> Directions
Return the material word for word. Do not include pictures.
-*-*-
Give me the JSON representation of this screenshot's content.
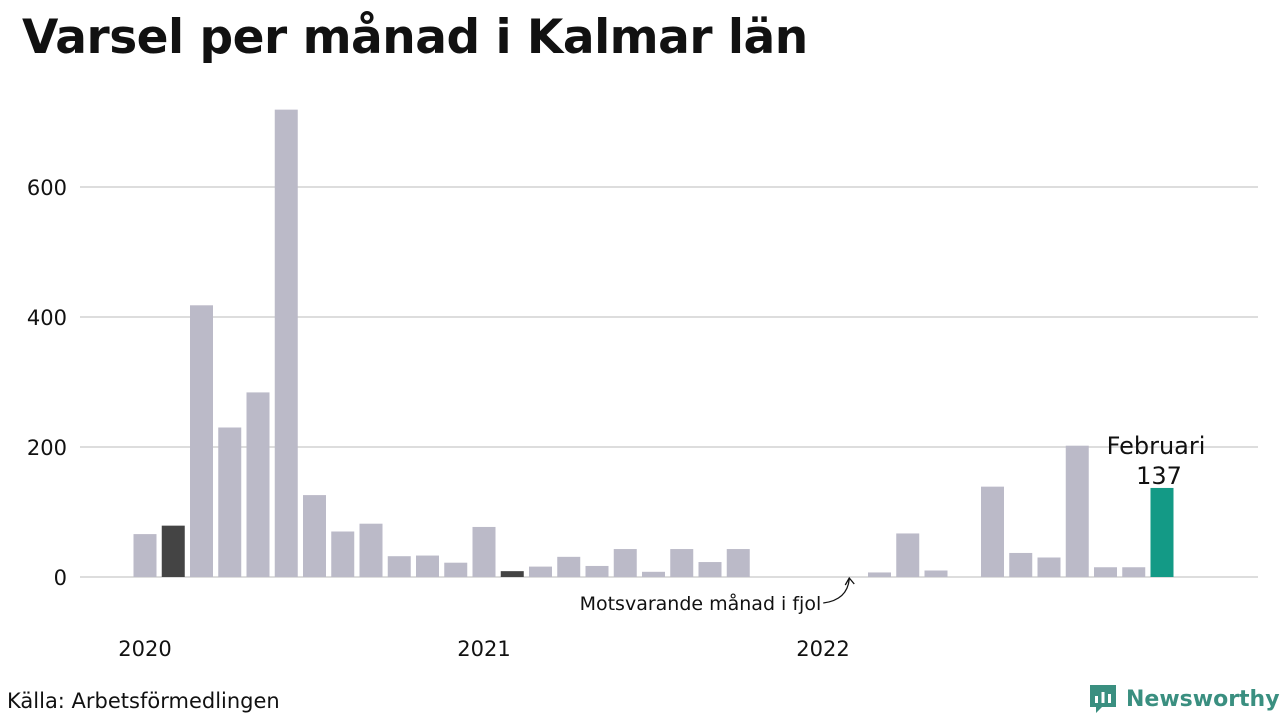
{
  "title": "Varsel per månad i Kalmar län",
  "source": "Källa: Arbetsförmedlingen",
  "brand": {
    "name": "Newsworthy",
    "icon": "bar-chart-bubble-icon"
  },
  "colors": {
    "bar": "#bbbac8",
    "prior_year_bar": "#444444",
    "highlight_bar": "#139a86",
    "grid": "#dddddd",
    "brand": "#3a8f80"
  },
  "chart_data": {
    "type": "bar",
    "title": "Varsel per månad i Kalmar län",
    "xlabel": "",
    "ylabel": "",
    "ylim": [
      0,
      720
    ],
    "yticks": [
      0,
      200,
      400,
      600
    ],
    "grid": true,
    "x_year_labels": [
      {
        "label": "2020",
        "index": 0
      },
      {
        "label": "2021",
        "index": 12
      },
      {
        "label": "2022",
        "index": 24
      }
    ],
    "values": [
      66,
      79,
      418,
      230,
      284,
      719,
      126,
      70,
      82,
      32,
      33,
      22,
      77,
      9,
      16,
      31,
      17,
      43,
      8,
      43,
      23,
      43,
      0,
      0,
      0,
      0,
      7,
      67,
      10,
      0,
      139,
      37,
      30,
      202,
      15,
      15,
      137
    ],
    "prior_year_indices": [
      1,
      13
    ],
    "highlight": {
      "index": 36,
      "label": "Februari",
      "value": "137"
    },
    "annotation": {
      "text": "Motsvarande månad i fjol",
      "index": 25
    }
  }
}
-*-*-
> Exercise solution
Give me the JSON representation of this screenshot's content.
{
  "title": "Varsel per månad i Kalmar län",
  "source": "Källa: Arbetsförmedlingen",
  "brand": {
    "name": "Newsworthy",
    "icon": "bar-chart-bubble-icon"
  },
  "colors": {
    "bar": "#bbbac8",
    "prior_year_bar": "#444444",
    "highlight_bar": "#139a86",
    "grid": "#dddddd",
    "brand": "#3a8f80"
  },
  "chart_data": {
    "type": "bar",
    "title": "Varsel per månad i Kalmar län",
    "xlabel": "",
    "ylabel": "",
    "ylim": [
      0,
      720
    ],
    "yticks": [
      0,
      200,
      400,
      600
    ],
    "grid": true,
    "x_year_labels": [
      {
        "label": "2020",
        "index": 0
      },
      {
        "label": "2021",
        "index": 12
      },
      {
        "label": "2022",
        "index": 24
      }
    ],
    "values": [
      66,
      79,
      418,
      230,
      284,
      719,
      126,
      70,
      82,
      32,
      33,
      22,
      77,
      9,
      16,
      31,
      17,
      43,
      8,
      43,
      23,
      43,
      0,
      0,
      0,
      0,
      7,
      67,
      10,
      0,
      139,
      37,
      30,
      202,
      15,
      15,
      137
    ],
    "prior_year_indices": [
      1,
      13
    ],
    "highlight": {
      "index": 36,
      "label": "Februari",
      "value": "137"
    },
    "annotation": {
      "text": "Motsvarande månad i fjol",
      "index": 25
    }
  }
}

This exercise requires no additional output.